__Exercise prompt__: Return the records exactly as they are.

__Excerpted records__:
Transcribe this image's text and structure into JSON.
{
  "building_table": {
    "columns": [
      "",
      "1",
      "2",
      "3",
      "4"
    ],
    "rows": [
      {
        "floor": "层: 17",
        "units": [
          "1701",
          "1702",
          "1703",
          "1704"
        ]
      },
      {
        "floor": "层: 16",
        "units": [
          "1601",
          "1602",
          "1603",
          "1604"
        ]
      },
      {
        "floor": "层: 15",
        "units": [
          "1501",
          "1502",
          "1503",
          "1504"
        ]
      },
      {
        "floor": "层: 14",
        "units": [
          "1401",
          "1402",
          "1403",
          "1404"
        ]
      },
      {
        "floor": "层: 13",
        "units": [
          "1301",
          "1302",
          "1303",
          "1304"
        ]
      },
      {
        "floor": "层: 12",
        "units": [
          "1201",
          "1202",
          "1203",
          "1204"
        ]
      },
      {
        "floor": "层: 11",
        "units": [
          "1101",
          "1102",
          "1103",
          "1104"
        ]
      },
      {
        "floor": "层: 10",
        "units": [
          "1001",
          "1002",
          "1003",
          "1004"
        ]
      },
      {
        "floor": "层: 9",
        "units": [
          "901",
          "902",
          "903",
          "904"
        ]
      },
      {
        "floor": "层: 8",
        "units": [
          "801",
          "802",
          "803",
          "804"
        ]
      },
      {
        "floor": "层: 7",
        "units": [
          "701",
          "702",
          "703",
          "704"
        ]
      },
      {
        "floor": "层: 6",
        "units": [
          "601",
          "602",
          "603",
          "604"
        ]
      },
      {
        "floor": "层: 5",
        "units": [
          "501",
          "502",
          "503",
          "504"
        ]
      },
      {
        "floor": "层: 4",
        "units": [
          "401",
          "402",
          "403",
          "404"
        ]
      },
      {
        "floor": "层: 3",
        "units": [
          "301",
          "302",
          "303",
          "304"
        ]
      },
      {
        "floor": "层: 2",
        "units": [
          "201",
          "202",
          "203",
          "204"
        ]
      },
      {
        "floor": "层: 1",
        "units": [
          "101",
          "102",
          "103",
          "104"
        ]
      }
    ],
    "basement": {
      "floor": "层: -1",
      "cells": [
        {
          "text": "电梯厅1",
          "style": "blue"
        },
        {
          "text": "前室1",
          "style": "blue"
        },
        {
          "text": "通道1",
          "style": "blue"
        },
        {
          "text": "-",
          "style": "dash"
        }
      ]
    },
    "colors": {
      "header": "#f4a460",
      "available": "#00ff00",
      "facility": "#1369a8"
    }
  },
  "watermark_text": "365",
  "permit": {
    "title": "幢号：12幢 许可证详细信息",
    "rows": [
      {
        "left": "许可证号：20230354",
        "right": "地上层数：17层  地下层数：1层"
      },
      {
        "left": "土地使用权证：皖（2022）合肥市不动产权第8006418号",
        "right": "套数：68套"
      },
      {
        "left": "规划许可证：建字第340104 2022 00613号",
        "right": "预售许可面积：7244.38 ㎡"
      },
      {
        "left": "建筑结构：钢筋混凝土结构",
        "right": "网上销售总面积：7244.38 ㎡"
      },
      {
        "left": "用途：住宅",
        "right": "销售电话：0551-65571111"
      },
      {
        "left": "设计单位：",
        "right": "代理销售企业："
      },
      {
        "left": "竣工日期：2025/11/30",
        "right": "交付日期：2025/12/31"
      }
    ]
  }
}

__Right answer__:
Transcribe this image's text and structure into JSON.
{
  "building_table": {
    "columns": [
      "",
      "1",
      "2",
      "3",
      "4"
    ],
    "rows": [
      {
        "floor": "层: 17",
        "units": [
          "1701",
          "1702",
          "1703",
          "1704"
        ]
      },
      {
        "floor": "层: 16",
        "units": [
          "1601",
          "1602",
          "1603",
          "1604"
        ]
      },
      {
        "floor": "层: 15",
        "units": [
          "1501",
          "1502",
          "1503",
          "1504"
        ]
      },
      {
        "floor": "层: 14",
        "units": [
          "1401",
          "1402",
          "1403",
          "1404"
        ]
      },
      {
        "floor": "层: 13",
        "units": [
          "1301",
          "1302",
          "1303",
          "1304"
        ]
      },
      {
        "floor": "层: 12",
        "units": [
          "1201",
          "1202",
          "1203",
          "1204"
        ]
      },
      {
        "floor": "层: 11",
        "units": [
          "1101",
          "1102",
          "1103",
          "1104"
        ]
      },
      {
        "floor": "层: 10",
        "units": [
          "1001",
          "1002",
          "1003",
          "1004"
        ]
      },
      {
        "floor": "层: 9",
        "units": [
          "901",
          "902",
          "903",
          "904"
        ]
      },
      {
        "floor": "层: 8",
        "units": [
          "801",
          "802",
          "803",
          "804"
        ]
      },
      {
        "floor": "层: 7",
        "units": [
          "701",
          "702",
          "703",
          "704"
        ]
      },
      {
        "floor": "层: 6",
        "units": [
          "601",
          "602",
          "603",
          "604"
        ]
      },
      {
        "floor": "层: 5",
        "units": [
          "501",
          "502",
          "503",
          "504"
        ]
      },
      {
        "floor": "层: 4",
        "units": [
          "401",
          "402",
          "403",
          "404"
        ]
      },
      {
        "floor": "层: 3",
        "units": [
          "301",
          "302",
          "303",
          "304"
        ]
      },
      {
        "floor": "层: 2",
        "units": [
          "201",
          "202",
          "203",
          "204"
        ]
      },
      {
        "floor": "层: 1",
        "units": [
          "101",
          "102",
          "103",
          "104"
        ]
      }
    ],
    "basement": {
      "floor": "层: -1",
      "cells": [
        {
          "text": "电梯厅1",
          "style": "blue"
        },
        {
          "text": "前室1",
          "style": "blue"
        },
        {
          "text": "通道1",
          "style": "blue"
        },
        {
          "text": "-",
          "style": "dash"
        }
      ]
    },
    "colors": {
      "header": "#f4a460",
      "available": "#00ff00",
      "facility": "#1369a8"
    }
  },
  "watermark_text": "365",
  "permit": {
    "title": "幢号：12幢 许可证详细信息",
    "rows": [
      {
        "left": "许可证号：20230354",
        "right": "地上层数：17层  地下层数：1层"
      },
      {
        "left": "土地使用权证：皖（2022）合肥市不动产权第8006418号",
        "right": "套数：68套"
      },
      {
        "left": "规划许可证：建字第340104 2022 00613号",
        "right": "预售许可面积：7244.38 ㎡"
      },
      {
        "left": "建筑结构：钢筋混凝土结构",
        "right": "网上销售总面积：7244.38 ㎡"
      },
      {
        "left": "用途：住宅",
        "right": "销售电话：0551-65571111"
      },
      {
        "left": "设计单位：",
        "right": "代理销售企业："
      },
      {
        "left": "竣工日期：2025/11/30",
        "right": "交付日期：2025/12/31"
      }
    ]
  }
}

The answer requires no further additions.